[What you need to do]
Give back a single number, the count of lines containing the word "image".

[Data to process]
- - -
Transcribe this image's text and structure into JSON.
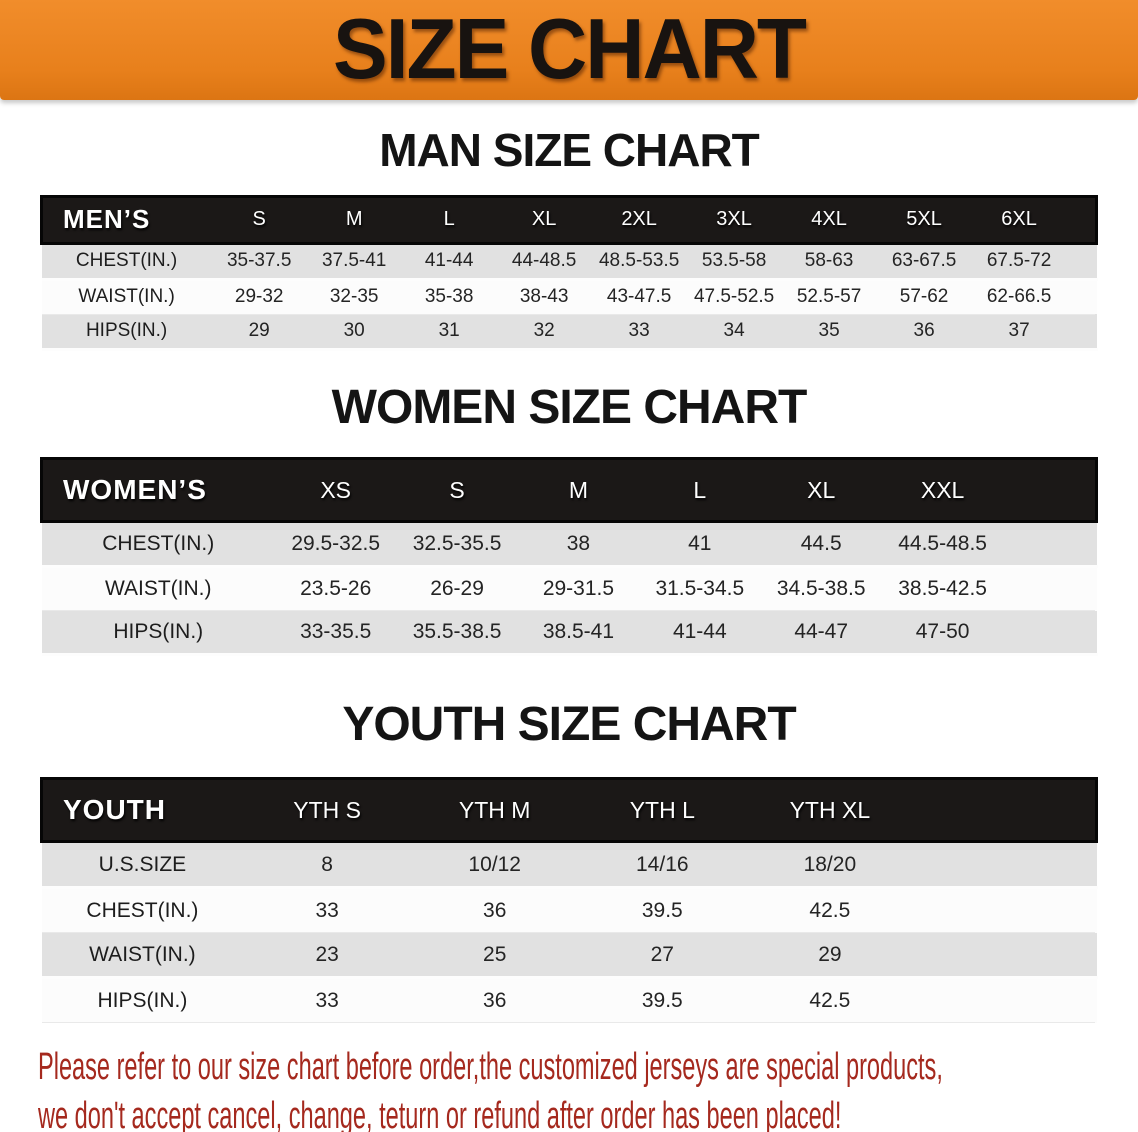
- - -
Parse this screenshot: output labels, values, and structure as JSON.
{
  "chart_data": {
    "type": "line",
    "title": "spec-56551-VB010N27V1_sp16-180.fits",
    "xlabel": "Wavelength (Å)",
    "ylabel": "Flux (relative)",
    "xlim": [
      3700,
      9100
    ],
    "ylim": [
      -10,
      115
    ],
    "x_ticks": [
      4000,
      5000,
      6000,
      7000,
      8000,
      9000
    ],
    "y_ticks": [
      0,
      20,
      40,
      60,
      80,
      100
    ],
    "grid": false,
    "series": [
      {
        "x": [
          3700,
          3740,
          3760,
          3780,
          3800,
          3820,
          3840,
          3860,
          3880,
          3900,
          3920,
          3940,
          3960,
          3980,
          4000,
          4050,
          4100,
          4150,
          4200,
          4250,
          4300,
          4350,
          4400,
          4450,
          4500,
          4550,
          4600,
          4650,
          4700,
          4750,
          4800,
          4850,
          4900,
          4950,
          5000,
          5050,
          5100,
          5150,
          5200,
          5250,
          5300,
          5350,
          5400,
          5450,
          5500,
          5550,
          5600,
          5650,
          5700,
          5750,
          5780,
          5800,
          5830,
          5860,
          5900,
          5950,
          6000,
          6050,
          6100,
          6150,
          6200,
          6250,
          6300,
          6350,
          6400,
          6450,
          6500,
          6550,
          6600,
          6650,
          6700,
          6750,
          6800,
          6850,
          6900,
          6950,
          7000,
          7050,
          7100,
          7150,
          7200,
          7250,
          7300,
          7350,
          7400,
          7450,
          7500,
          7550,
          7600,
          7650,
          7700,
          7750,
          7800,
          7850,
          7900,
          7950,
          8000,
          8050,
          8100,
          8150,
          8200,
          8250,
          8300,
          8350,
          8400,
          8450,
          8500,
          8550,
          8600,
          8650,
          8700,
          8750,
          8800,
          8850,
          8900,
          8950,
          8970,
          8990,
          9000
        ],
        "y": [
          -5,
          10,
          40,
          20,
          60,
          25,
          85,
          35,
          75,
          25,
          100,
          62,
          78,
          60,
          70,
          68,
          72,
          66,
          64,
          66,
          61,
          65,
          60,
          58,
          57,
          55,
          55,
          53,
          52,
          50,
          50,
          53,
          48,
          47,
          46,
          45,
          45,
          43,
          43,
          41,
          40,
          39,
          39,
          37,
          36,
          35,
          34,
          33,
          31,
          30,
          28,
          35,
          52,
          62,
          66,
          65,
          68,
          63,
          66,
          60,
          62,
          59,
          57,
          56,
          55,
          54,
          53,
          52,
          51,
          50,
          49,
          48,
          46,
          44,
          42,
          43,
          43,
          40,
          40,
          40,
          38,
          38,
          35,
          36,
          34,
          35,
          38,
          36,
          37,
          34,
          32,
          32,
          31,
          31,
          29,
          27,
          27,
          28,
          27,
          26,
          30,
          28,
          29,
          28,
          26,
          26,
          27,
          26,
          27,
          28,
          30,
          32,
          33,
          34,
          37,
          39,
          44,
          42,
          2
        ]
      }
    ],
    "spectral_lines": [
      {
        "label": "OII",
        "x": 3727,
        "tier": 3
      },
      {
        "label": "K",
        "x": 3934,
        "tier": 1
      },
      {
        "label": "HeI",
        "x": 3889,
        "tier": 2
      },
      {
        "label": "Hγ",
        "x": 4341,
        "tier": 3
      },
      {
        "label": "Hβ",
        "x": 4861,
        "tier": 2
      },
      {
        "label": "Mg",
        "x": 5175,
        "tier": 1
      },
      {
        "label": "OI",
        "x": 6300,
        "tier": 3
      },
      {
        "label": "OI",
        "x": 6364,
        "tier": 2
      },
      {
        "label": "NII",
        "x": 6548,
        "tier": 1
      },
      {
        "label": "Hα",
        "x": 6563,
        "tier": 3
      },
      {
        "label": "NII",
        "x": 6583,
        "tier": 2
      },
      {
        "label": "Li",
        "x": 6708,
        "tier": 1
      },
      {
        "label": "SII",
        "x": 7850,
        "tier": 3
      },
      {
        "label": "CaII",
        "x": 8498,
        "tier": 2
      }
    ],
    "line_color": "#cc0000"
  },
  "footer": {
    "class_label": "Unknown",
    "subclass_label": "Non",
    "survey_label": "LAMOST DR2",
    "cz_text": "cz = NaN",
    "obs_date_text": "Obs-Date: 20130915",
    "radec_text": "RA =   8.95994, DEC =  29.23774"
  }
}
- - -
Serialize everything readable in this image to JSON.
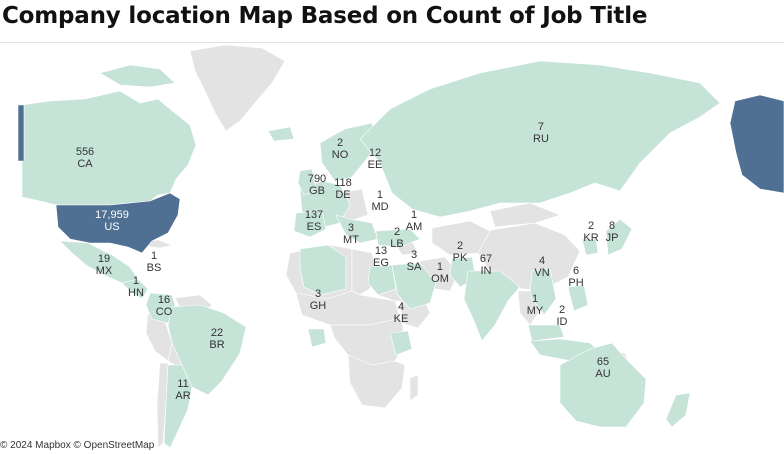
- - -
[Solution to this problem]
2